**REQUIREMENTS**
Repeat each record below exactly, dropping the pictures.
[Start SUPPLIED ENTRIES]
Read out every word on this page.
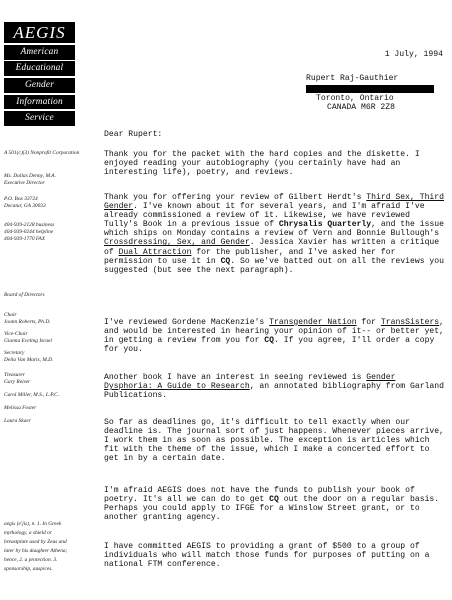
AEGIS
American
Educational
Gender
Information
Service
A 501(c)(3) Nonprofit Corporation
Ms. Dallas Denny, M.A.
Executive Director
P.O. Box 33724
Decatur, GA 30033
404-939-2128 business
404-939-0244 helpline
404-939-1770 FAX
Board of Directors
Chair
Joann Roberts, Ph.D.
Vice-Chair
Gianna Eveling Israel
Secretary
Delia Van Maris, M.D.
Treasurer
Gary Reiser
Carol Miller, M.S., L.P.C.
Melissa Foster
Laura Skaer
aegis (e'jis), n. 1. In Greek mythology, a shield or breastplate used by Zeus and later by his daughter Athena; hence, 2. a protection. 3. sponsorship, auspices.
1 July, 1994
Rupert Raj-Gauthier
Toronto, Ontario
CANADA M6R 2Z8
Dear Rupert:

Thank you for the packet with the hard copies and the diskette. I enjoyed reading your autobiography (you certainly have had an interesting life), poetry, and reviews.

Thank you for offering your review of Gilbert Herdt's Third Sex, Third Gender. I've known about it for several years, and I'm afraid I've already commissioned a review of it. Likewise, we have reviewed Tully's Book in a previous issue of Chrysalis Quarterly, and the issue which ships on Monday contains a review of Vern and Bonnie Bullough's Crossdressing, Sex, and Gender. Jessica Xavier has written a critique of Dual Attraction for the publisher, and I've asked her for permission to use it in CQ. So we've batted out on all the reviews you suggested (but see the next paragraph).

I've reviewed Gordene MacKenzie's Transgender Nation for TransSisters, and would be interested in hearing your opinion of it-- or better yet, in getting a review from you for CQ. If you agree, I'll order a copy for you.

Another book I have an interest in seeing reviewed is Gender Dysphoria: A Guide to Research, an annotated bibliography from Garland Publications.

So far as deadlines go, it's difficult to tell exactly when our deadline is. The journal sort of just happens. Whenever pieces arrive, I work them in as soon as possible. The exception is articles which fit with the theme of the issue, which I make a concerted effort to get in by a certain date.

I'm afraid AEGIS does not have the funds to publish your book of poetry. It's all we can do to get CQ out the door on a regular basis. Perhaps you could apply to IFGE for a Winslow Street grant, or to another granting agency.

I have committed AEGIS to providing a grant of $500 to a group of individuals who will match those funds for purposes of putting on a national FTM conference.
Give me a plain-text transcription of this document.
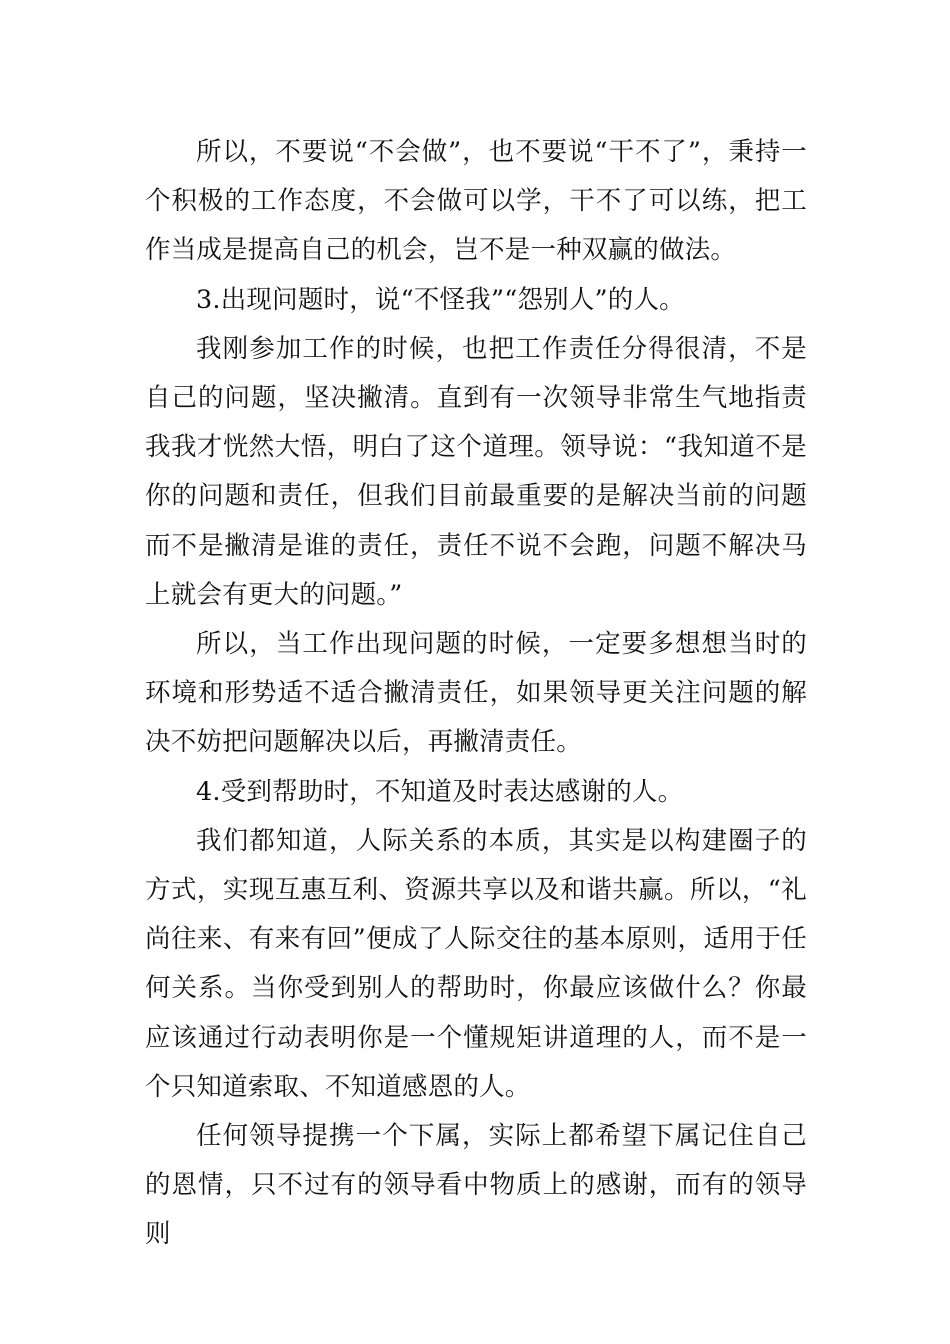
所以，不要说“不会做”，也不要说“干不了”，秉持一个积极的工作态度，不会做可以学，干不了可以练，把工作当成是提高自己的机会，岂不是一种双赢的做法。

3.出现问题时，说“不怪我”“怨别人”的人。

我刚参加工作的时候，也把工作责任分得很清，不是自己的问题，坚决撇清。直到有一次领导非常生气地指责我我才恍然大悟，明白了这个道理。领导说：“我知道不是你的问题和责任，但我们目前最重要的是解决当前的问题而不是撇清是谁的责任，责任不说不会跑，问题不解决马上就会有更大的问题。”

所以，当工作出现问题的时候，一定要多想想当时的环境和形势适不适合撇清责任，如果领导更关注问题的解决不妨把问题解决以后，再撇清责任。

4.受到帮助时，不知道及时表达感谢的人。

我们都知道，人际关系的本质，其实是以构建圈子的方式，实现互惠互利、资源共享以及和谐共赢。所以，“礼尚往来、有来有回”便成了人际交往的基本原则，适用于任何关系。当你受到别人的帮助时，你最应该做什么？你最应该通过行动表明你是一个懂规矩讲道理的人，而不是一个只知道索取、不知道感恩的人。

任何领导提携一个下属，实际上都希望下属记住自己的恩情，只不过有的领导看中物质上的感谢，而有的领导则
[End SUPPLIED ENTRIES]
**EXERCISE ANSWER**
Read out every word on this page.
AEGIS
American
Educational
Gender
Information
Service
A 501(c)(3) Nonprofit Corporation
Ms. Dallas Denny, M.A.
Executive Director
P.O. Box 33724
Decatur, GA 30033
404-939-2128 business
404-939-0244 helpline
404-939-1770 FAX
Board of Directors
Chair
Joann Roberts, Ph.D.
Vice-Chair
Gianna Eveling Israel
Secretary
Delia Van Maris, M.D.
Treasurer
Gary Reiser
Carol Miller, M.S., L.P.C.
Melissa Foster
Laura Skaer
aegis (e'jis), n. 1. In Greek mythology, a shield or breastplate used by Zeus and later by his daughter Athena; hence, 2. a protection. 3. sponsorship, auspices.
1 July, 1994
Rupert Raj-Gauthier
Toronto, Ontario
CANADA M6R 2Z8
Dear Rupert:

Thank you for the packet with the hard copies and the diskette. I enjoyed reading your autobiography (you certainly have had an interesting life), poetry, and reviews.

Thank you for offering your review of Gilbert Herdt's Third Sex, Third Gender. I've known about it for several years, and I'm afraid I've already commissioned a review of it. Likewise, we have reviewed Tully's Book in a previous issue of Chrysalis Quarterly, and the issue which ships on Monday contains a review of Vern and Bonnie Bullough's Crossdressing, Sex, and Gender. Jessica Xavier has written a critique of Dual Attraction for the publisher, and I've asked her for permission to use it in CQ. So we've batted out on all the reviews you suggested (but see the next paragraph).

I've reviewed Gordene MacKenzie's Transgender Nation for TransSisters, and would be interested in hearing your opinion of it-- or better yet, in getting a review from you for CQ. If you agree, I'll order a copy for you.

Another book I have an interest in seeing reviewed is Gender Dysphoria: A Guide to Research, an annotated bibliography from Garland Publications.

So far as deadlines go, it's difficult to tell exactly when our deadline is. The journal sort of just happens. Whenever pieces arrive, I work them in as soon as possible. The exception is articles which fit with the theme of the issue, which I make a concerted effort to get in by a certain date.

I'm afraid AEGIS does not have the funds to publish your book of poetry. It's all we can do to get CQ out the door on a regular basis. Perhaps you could apply to IFGE for a Winslow Street grant, or to another granting agency.

I have committed AEGIS to providing a grant of $500 to a group of individuals who will match those funds for purposes of putting on a national FTM conference.
Give me a plain-text transcription of this document.
所以，不要说“不会做”，也不要说“干不了”，秉持一个积极的工作态度，不会做可以学，干不了可以练，把工作当成是提高自己的机会，岂不是一种双赢的做法。

3.出现问题时，说“不怪我”“怨别人”的人。

我刚参加工作的时候，也把工作责任分得很清，不是自己的问题，坚决撇清。直到有一次领导非常生气地指责我我才恍然大悟，明白了这个道理。领导说：“我知道不是你的问题和责任，但我们目前最重要的是解决当前的问题而不是撇清是谁的责任，责任不说不会跑，问题不解决马上就会有更大的问题。”

所以，当工作出现问题的时候，一定要多想想当时的环境和形势适不适合撇清责任，如果领导更关注问题的解决不妨把问题解决以后，再撇清责任。

4.受到帮助时，不知道及时表达感谢的人。

我们都知道，人际关系的本质，其实是以构建圈子的方式，实现互惠互利、资源共享以及和谐共赢。所以，“礼尚往来、有来有回”便成了人际交往的基本原则，适用于任何关系。当你受到别人的帮助时，你最应该做什么？你最应该通过行动表明你是一个懂规矩讲道理的人，而不是一个只知道索取、不知道感恩的人。

任何领导提携一个下属，实际上都希望下属记住自己的恩情，只不过有的领导看中物质上的感谢，而有的领导则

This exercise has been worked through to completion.